── Supplied information ──

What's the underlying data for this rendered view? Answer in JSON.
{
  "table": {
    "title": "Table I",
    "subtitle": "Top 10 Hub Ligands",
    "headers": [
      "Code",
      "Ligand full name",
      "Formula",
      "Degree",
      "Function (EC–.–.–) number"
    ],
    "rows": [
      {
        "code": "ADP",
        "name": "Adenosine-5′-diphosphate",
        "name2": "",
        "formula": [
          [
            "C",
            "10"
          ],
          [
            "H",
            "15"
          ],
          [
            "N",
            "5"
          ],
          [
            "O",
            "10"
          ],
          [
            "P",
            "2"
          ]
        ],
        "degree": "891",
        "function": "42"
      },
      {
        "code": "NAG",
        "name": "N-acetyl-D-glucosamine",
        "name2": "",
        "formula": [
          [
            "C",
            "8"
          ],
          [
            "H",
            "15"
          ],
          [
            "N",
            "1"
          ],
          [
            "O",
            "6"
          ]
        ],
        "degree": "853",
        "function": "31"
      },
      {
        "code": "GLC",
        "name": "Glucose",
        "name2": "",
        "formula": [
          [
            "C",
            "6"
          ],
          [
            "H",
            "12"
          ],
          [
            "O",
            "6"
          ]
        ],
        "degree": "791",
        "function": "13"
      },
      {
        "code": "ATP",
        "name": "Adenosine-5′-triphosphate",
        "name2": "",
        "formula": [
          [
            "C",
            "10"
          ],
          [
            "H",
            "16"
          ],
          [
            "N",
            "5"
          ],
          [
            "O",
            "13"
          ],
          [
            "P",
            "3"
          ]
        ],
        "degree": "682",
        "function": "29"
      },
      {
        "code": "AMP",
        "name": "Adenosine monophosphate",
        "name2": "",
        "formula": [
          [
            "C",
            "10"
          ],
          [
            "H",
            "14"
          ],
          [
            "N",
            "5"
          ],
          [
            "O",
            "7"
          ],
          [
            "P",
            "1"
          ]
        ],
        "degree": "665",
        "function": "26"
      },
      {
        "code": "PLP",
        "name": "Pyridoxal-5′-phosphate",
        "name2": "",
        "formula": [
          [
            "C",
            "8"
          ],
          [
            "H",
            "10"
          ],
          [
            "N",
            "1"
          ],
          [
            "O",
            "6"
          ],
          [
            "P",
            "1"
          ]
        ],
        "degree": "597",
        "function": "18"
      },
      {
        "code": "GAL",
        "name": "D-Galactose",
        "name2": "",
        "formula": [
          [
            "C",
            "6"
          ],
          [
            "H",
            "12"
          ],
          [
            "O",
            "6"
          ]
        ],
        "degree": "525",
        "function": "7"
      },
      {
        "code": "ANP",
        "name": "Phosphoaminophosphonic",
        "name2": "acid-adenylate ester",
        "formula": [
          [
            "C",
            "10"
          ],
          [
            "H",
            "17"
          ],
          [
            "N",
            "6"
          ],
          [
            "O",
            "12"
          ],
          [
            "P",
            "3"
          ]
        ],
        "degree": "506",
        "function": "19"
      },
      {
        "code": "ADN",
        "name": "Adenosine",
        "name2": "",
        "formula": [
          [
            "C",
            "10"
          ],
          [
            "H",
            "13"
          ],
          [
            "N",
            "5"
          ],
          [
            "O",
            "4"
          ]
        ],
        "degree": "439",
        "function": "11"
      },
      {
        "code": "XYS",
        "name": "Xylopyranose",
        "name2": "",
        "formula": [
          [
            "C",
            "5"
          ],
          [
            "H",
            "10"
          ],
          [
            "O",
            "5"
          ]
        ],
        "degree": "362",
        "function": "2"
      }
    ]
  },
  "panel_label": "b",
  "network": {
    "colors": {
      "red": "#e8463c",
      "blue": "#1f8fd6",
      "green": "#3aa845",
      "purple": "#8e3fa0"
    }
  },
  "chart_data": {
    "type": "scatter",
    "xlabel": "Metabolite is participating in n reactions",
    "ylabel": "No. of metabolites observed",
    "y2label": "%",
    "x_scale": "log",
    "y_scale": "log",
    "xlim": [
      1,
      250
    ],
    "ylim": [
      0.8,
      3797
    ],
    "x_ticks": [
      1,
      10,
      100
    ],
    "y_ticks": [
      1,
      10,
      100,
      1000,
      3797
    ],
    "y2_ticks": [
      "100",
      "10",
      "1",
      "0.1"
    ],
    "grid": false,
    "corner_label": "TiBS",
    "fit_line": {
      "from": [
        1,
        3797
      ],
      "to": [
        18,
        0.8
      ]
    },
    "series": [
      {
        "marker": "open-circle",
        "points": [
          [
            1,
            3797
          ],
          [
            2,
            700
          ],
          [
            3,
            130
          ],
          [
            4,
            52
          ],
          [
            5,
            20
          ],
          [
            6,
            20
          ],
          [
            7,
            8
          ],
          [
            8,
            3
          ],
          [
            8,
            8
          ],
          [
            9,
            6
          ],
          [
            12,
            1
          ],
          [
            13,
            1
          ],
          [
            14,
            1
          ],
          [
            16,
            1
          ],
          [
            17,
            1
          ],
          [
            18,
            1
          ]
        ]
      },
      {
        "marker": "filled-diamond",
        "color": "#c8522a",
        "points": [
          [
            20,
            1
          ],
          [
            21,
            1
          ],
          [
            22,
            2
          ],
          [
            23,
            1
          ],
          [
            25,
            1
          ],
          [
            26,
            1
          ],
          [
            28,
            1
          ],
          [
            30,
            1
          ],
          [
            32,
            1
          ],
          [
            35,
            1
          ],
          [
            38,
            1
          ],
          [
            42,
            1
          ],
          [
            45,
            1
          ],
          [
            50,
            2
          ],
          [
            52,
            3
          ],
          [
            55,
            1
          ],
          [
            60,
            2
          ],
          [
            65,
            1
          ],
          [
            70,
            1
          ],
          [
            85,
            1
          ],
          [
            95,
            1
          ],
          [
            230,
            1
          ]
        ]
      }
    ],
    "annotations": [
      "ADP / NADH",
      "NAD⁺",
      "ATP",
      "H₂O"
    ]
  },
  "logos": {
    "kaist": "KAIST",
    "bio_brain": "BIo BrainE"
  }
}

───

Task prompt:
Return every entry verbatim.

Response for this exercise:
What's the underlying data for this rendered view? Answer in JSON.
{
  "table": {
    "title": "Table I",
    "subtitle": "Top 10 Hub Ligands",
    "headers": [
      "Code",
      "Ligand full name",
      "Formula",
      "Degree",
      "Function (EC–.–.–) number"
    ],
    "rows": [
      {
        "code": "ADP",
        "name": "Adenosine-5′-diphosphate",
        "name2": "",
        "formula": [
          [
            "C",
            "10"
          ],
          [
            "H",
            "15"
          ],
          [
            "N",
            "5"
          ],
          [
            "O",
            "10"
          ],
          [
            "P",
            "2"
          ]
        ],
        "degree": "891",
        "function": "42"
      },
      {
        "code": "NAG",
        "name": "N-acetyl-D-glucosamine",
        "name2": "",
        "formula": [
          [
            "C",
            "8"
          ],
          [
            "H",
            "15"
          ],
          [
            "N",
            "1"
          ],
          [
            "O",
            "6"
          ]
        ],
        "degree": "853",
        "function": "31"
      },
      {
        "code": "GLC",
        "name": "Glucose",
        "name2": "",
        "formula": [
          [
            "C",
            "6"
          ],
          [
            "H",
            "12"
          ],
          [
            "O",
            "6"
          ]
        ],
        "degree": "791",
        "function": "13"
      },
      {
        "code": "ATP",
        "name": "Adenosine-5′-triphosphate",
        "name2": "",
        "formula": [
          [
            "C",
            "10"
          ],
          [
            "H",
            "16"
          ],
          [
            "N",
            "5"
          ],
          [
            "O",
            "13"
          ],
          [
            "P",
            "3"
          ]
        ],
        "degree": "682",
        "function": "29"
      },
      {
        "code": "AMP",
        "name": "Adenosine monophosphate",
        "name2": "",
        "formula": [
          [
            "C",
            "10"
          ],
          [
            "H",
            "14"
          ],
          [
            "N",
            "5"
          ],
          [
            "O",
            "7"
          ],
          [
            "P",
            "1"
          ]
        ],
        "degree": "665",
        "function": "26"
      },
      {
        "code": "PLP",
        "name": "Pyridoxal-5′-phosphate",
        "name2": "",
        "formula": [
          [
            "C",
            "8"
          ],
          [
            "H",
            "10"
          ],
          [
            "N",
            "1"
          ],
          [
            "O",
            "6"
          ],
          [
            "P",
            "1"
          ]
        ],
        "degree": "597",
        "function": "18"
      },
      {
        "code": "GAL",
        "name": "D-Galactose",
        "name2": "",
        "formula": [
          [
            "C",
            "6"
          ],
          [
            "H",
            "12"
          ],
          [
            "O",
            "6"
          ]
        ],
        "degree": "525",
        "function": "7"
      },
      {
        "code": "ANP",
        "name": "Phosphoaminophosphonic",
        "name2": "acid-adenylate ester",
        "formula": [
          [
            "C",
            "10"
          ],
          [
            "H",
            "17"
          ],
          [
            "N",
            "6"
          ],
          [
            "O",
            "12"
          ],
          [
            "P",
            "3"
          ]
        ],
        "degree": "506",
        "function": "19"
      },
      {
        "code": "ADN",
        "name": "Adenosine",
        "name2": "",
        "formula": [
          [
            "C",
            "10"
          ],
          [
            "H",
            "13"
          ],
          [
            "N",
            "5"
          ],
          [
            "O",
            "4"
          ]
        ],
        "degree": "439",
        "function": "11"
      },
      {
        "code": "XYS",
        "name": "Xylopyranose",
        "name2": "",
        "formula": [
          [
            "C",
            "5"
          ],
          [
            "H",
            "10"
          ],
          [
            "O",
            "5"
          ]
        ],
        "degree": "362",
        "function": "2"
      }
    ]
  },
  "panel_label": "b",
  "network": {
    "colors": {
      "red": "#e8463c",
      "blue": "#1f8fd6",
      "green": "#3aa845",
      "purple": "#8e3fa0"
    }
  },
  "chart_data": {
    "type": "scatter",
    "xlabel": "Metabolite is participating in n reactions",
    "ylabel": "No. of metabolites observed",
    "y2label": "%",
    "x_scale": "log",
    "y_scale": "log",
    "xlim": [
      1,
      250
    ],
    "ylim": [
      0.8,
      3797
    ],
    "x_ticks": [
      1,
      10,
      100
    ],
    "y_ticks": [
      1,
      10,
      100,
      1000,
      3797
    ],
    "y2_ticks": [
      "100",
      "10",
      "1",
      "0.1"
    ],
    "grid": false,
    "corner_label": "TiBS",
    "fit_line": {
      "from": [
        1,
        3797
      ],
      "to": [
        18,
        0.8
      ]
    },
    "series": [
      {
        "marker": "open-circle",
        "points": [
          [
            1,
            3797
          ],
          [
            2,
            700
          ],
          [
            3,
            130
          ],
          [
            4,
            52
          ],
          [
            5,
            20
          ],
          [
            6,
            20
          ],
          [
            7,
            8
          ],
          [
            8,
            3
          ],
          [
            8,
            8
          ],
          [
            9,
            6
          ],
          [
            12,
            1
          ],
          [
            13,
            1
          ],
          [
            14,
            1
          ],
          [
            16,
            1
          ],
          [
            17,
            1
          ],
          [
            18,
            1
          ]
        ]
      },
      {
        "marker": "filled-diamond",
        "color": "#c8522a",
        "points": [
          [
            20,
            1
          ],
          [
            21,
            1
          ],
          [
            22,
            2
          ],
          [
            23,
            1
          ],
          [
            25,
            1
          ],
          [
            26,
            1
          ],
          [
            28,
            1
          ],
          [
            30,
            1
          ],
          [
            32,
            1
          ],
          [
            35,
            1
          ],
          [
            38,
            1
          ],
          [
            42,
            1
          ],
          [
            45,
            1
          ],
          [
            50,
            2
          ],
          [
            52,
            3
          ],
          [
            55,
            1
          ],
          [
            60,
            2
          ],
          [
            65,
            1
          ],
          [
            70,
            1
          ],
          [
            85,
            1
          ],
          [
            95,
            1
          ],
          [
            230,
            1
          ]
        ]
      }
    ],
    "annotations": [
      "ADP / NADH",
      "NAD⁺",
      "ATP",
      "H₂O"
    ]
  },
  "logos": {
    "kaist": "KAIST",
    "bio_brain": "BIo BrainE"
  }
}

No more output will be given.